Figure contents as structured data
(begin)

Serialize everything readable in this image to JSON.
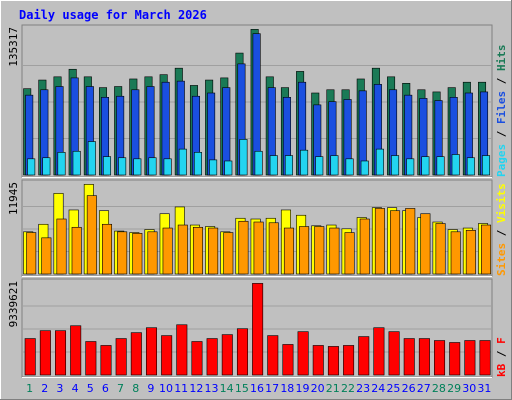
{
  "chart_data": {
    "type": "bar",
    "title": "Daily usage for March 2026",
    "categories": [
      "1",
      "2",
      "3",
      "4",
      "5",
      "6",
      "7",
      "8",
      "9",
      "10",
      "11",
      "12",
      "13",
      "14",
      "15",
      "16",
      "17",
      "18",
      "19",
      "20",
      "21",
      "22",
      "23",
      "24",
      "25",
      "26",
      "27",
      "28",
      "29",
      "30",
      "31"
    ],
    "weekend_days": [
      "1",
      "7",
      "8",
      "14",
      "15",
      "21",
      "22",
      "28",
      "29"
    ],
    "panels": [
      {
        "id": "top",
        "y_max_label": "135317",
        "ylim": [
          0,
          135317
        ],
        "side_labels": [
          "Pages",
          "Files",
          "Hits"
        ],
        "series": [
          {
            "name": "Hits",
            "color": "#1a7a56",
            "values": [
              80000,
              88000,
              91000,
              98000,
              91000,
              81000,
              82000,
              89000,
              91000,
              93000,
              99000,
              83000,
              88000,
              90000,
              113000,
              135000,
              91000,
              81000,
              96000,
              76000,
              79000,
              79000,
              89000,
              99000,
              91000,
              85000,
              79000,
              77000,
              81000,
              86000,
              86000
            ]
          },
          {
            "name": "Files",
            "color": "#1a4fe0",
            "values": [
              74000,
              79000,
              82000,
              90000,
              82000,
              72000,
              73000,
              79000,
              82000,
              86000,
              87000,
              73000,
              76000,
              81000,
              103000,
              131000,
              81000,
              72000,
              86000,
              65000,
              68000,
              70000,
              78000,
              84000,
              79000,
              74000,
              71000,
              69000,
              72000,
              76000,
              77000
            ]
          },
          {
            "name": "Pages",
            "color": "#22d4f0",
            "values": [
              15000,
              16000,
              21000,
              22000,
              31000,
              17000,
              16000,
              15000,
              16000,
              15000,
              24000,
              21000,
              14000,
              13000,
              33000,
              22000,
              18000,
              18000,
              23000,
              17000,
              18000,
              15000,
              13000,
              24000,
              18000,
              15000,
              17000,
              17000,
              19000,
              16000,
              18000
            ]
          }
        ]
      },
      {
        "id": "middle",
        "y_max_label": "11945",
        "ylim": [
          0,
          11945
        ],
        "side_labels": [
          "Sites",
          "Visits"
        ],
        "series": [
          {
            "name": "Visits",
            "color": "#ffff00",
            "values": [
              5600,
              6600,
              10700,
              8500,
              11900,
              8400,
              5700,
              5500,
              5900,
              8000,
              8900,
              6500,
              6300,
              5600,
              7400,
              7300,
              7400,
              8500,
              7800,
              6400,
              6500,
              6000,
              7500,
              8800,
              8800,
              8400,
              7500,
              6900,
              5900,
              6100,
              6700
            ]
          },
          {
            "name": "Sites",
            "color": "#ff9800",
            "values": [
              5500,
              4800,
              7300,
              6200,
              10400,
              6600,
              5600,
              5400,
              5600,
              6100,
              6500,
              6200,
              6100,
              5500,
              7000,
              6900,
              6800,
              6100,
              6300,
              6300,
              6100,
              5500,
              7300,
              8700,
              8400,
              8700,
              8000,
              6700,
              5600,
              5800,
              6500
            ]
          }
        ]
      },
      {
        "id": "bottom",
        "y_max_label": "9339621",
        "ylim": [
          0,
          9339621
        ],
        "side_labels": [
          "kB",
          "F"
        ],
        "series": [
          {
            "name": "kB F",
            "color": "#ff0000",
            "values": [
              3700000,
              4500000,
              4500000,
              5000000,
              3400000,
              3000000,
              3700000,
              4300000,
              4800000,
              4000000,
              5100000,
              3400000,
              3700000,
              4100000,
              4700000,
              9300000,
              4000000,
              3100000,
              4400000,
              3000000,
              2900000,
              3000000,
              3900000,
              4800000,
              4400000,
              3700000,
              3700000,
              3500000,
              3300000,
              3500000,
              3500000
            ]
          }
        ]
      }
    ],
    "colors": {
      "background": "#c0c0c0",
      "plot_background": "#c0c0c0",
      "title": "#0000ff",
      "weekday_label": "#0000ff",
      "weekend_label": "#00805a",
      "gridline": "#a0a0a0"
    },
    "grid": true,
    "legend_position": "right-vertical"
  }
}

(end)

*Problem requirements:* Repeat the material exactly as it reads, without any of its pictures.

*Solution for this task:*
Serialize everything readable in this image to JSON.
{
  "chart_data": {
    "type": "bar",
    "title": "Daily usage for March 2026",
    "categories": [
      "1",
      "2",
      "3",
      "4",
      "5",
      "6",
      "7",
      "8",
      "9",
      "10",
      "11",
      "12",
      "13",
      "14",
      "15",
      "16",
      "17",
      "18",
      "19",
      "20",
      "21",
      "22",
      "23",
      "24",
      "25",
      "26",
      "27",
      "28",
      "29",
      "30",
      "31"
    ],
    "weekend_days": [
      "1",
      "7",
      "8",
      "14",
      "15",
      "21",
      "22",
      "28",
      "29"
    ],
    "panels": [
      {
        "id": "top",
        "y_max_label": "135317",
        "ylim": [
          0,
          135317
        ],
        "side_labels": [
          "Pages",
          "Files",
          "Hits"
        ],
        "series": [
          {
            "name": "Hits",
            "color": "#1a7a56",
            "values": [
              80000,
              88000,
              91000,
              98000,
              91000,
              81000,
              82000,
              89000,
              91000,
              93000,
              99000,
              83000,
              88000,
              90000,
              113000,
              135000,
              91000,
              81000,
              96000,
              76000,
              79000,
              79000,
              89000,
              99000,
              91000,
              85000,
              79000,
              77000,
              81000,
              86000,
              86000
            ]
          },
          {
            "name": "Files",
            "color": "#1a4fe0",
            "values": [
              74000,
              79000,
              82000,
              90000,
              82000,
              72000,
              73000,
              79000,
              82000,
              86000,
              87000,
              73000,
              76000,
              81000,
              103000,
              131000,
              81000,
              72000,
              86000,
              65000,
              68000,
              70000,
              78000,
              84000,
              79000,
              74000,
              71000,
              69000,
              72000,
              76000,
              77000
            ]
          },
          {
            "name": "Pages",
            "color": "#22d4f0",
            "values": [
              15000,
              16000,
              21000,
              22000,
              31000,
              17000,
              16000,
              15000,
              16000,
              15000,
              24000,
              21000,
              14000,
              13000,
              33000,
              22000,
              18000,
              18000,
              23000,
              17000,
              18000,
              15000,
              13000,
              24000,
              18000,
              15000,
              17000,
              17000,
              19000,
              16000,
              18000
            ]
          }
        ]
      },
      {
        "id": "middle",
        "y_max_label": "11945",
        "ylim": [
          0,
          11945
        ],
        "side_labels": [
          "Sites",
          "Visits"
        ],
        "series": [
          {
            "name": "Visits",
            "color": "#ffff00",
            "values": [
              5600,
              6600,
              10700,
              8500,
              11900,
              8400,
              5700,
              5500,
              5900,
              8000,
              8900,
              6500,
              6300,
              5600,
              7400,
              7300,
              7400,
              8500,
              7800,
              6400,
              6500,
              6000,
              7500,
              8800,
              8800,
              8400,
              7500,
              6900,
              5900,
              6100,
              6700
            ]
          },
          {
            "name": "Sites",
            "color": "#ff9800",
            "values": [
              5500,
              4800,
              7300,
              6200,
              10400,
              6600,
              5600,
              5400,
              5600,
              6100,
              6500,
              6200,
              6100,
              5500,
              7000,
              6900,
              6800,
              6100,
              6300,
              6300,
              6100,
              5500,
              7300,
              8700,
              8400,
              8700,
              8000,
              6700,
              5600,
              5800,
              6500
            ]
          }
        ]
      },
      {
        "id": "bottom",
        "y_max_label": "9339621",
        "ylim": [
          0,
          9339621
        ],
        "side_labels": [
          "kB",
          "F"
        ],
        "series": [
          {
            "name": "kB F",
            "color": "#ff0000",
            "values": [
              3700000,
              4500000,
              4500000,
              5000000,
              3400000,
              3000000,
              3700000,
              4300000,
              4800000,
              4000000,
              5100000,
              3400000,
              3700000,
              4100000,
              4700000,
              9300000,
              4000000,
              3100000,
              4400000,
              3000000,
              2900000,
              3000000,
              3900000,
              4800000,
              4400000,
              3700000,
              3700000,
              3500000,
              3300000,
              3500000,
              3500000
            ]
          }
        ]
      }
    ],
    "colors": {
      "background": "#c0c0c0",
      "plot_background": "#c0c0c0",
      "title": "#0000ff",
      "weekday_label": "#0000ff",
      "weekend_label": "#00805a",
      "gridline": "#a0a0a0"
    },
    "grid": true,
    "legend_position": "right-vertical"
  }
}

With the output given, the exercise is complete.